>> begin Material to process
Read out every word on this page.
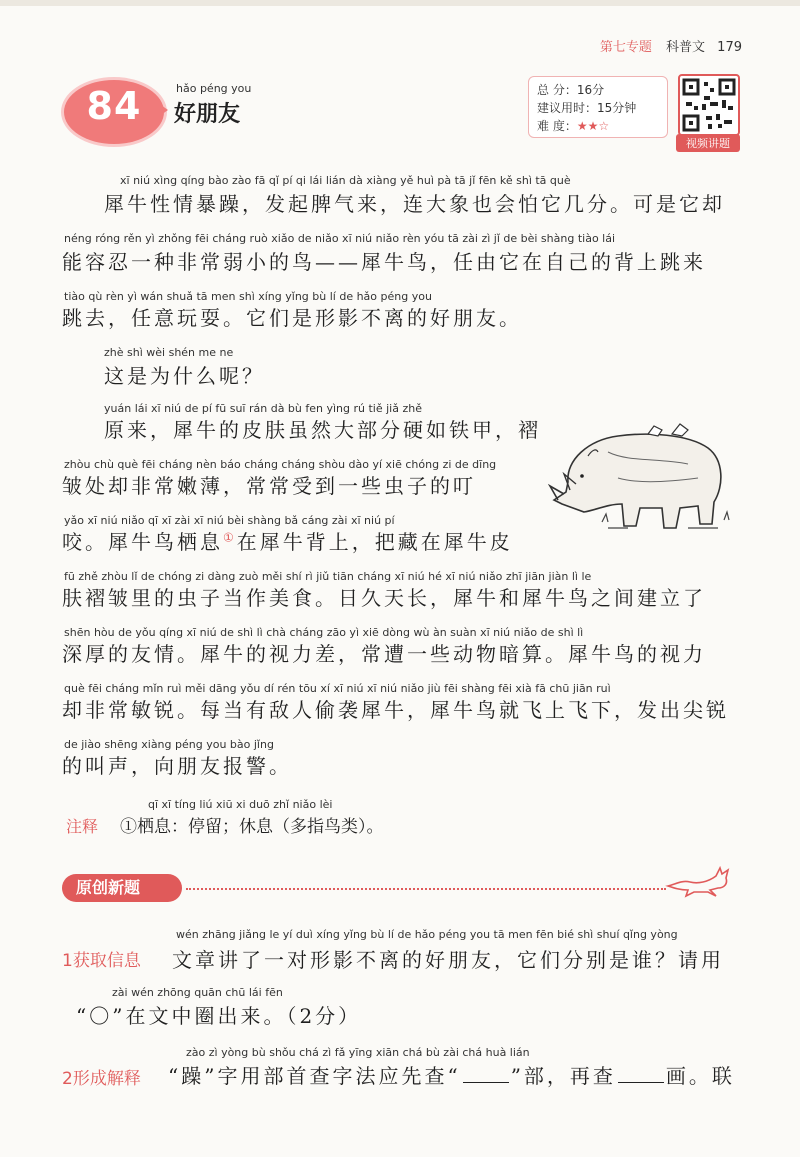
第七专题 科普文 179
84	hǎo péng you
好朋友
总 分：16分
建议用时：15分钟
难 度：★★☆
视频讲题
xī niú xìng qíng bào zào fā qǐ pí qi lái lián dà xiàng yě huì pà tā jǐ fēn kě shì tā què
犀牛性情暴躁，发起脾气来，连大象也会怕它几分。可是它却
néng róng rěn yì zhǒng fēi cháng ruò xiǎo de niǎo xī niú niǎo rèn yóu tā zài zì jǐ de bèi shàng tiào lái
能容忍一种非常弱小的鸟——犀牛鸟，任由它在自己的背上跳来
tiào qù rèn yì wán shuǎ tā men shì xíng yǐng bù lí de hǎo péng you
跳去，任意玩耍。它们是形影不离的好朋友。
zhè shì wèi shén me ne
这是为什么呢？
yuán lái xī niú de pí fū suī rán dà bù fen yìng rú tiě jiǎ zhě
原来，犀牛的皮肤虽然大部分硬如铁甲，褶
zhòu chù què fēi cháng nèn báo cháng cháng shòu dào yí xiē chóng zi de dīng
皱处却非常嫩薄，常常受到一些虫子的叮
yǎo xī niú niǎo qī xī zài xī niú bèi shàng bǎ cáng zài xī niú pí
咬。犀牛鸟栖息①在犀牛背上，把藏在犀牛皮
fū zhě zhòu lǐ de chóng zi dàng zuò měi shí rì jiǔ tiān cháng xī niú hé xī niú niǎo zhī jiān jiàn lì le
肤褶皱里的虫子当作美食。日久天长，犀牛和犀牛鸟之间建立了
shēn hòu de yǒu qíng xī niú de shì lì chà cháng zāo yì xiē dòng wù àn suàn xī niú niǎo de shì lì
深厚的友情。犀牛的视力差，常遭一些动物暗算。犀牛鸟的视力
què fēi cháng mǐn ruì měi dāng yǒu dí rén tōu xí xī niú xī niú niǎo jiù fēi shàng fēi xià fā chū jiān ruì
却非常敏锐。每当有敌人偷袭犀牛，犀牛鸟就飞上飞下，发出尖锐
de jiào shēng xiàng péng you bào jǐng
的叫声，向朋友报警。
qī xī tíng liú xiū xi duō zhǐ niǎo lèi
注释 ①栖息：停留；休息（多指鸟类）。
原创新题
wén zhāng jiǎng le yí duì xíng yǐng bù lí de hǎo péng you tā men fēn bié shì shuí qǐng yòng
1获取信息 文章讲了一对形影不离的好朋友，它们分别是谁？请用
zài wén zhōng quān chū lái fēn
“〇”在文中圈出来。（2分）
zào zì yòng bù shǒu chá zì fǎ yīng xiān chá bù zài chá huà lián
2形成解释 “躁”字用部首查字法应先查“	”部，再查	画。联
>> end Material to process
## [Exercise instructions]
Select every line of the material above holding the word "cháng" and copy it.

## [Final answer]
néng róng rěn yì zhǒng fēi cháng ruò xiǎo de niǎo xī niú niǎo rèn yóu tā zài zì jǐ de bèi shàng tiào lái
zhòu chù què fēi cháng nèn báo cháng cháng shòu dào yí xiē chóng zi de dīng
fū zhě zhòu lǐ de chóng zi dàng zuò měi shí rì jiǔ tiān cháng xī niú hé xī niú niǎo zhī jiān jiàn lì le
shēn hòu de yǒu qíng xī niú de shì lì chà cháng zāo yì xiē dòng wù àn suàn xī niú niǎo de shì lì
què fēi cháng mǐn ruì měi dāng yǒu dí rén tōu xí xī niú xī niú niǎo jiù fēi shàng fēi xià fā chū jiān ruì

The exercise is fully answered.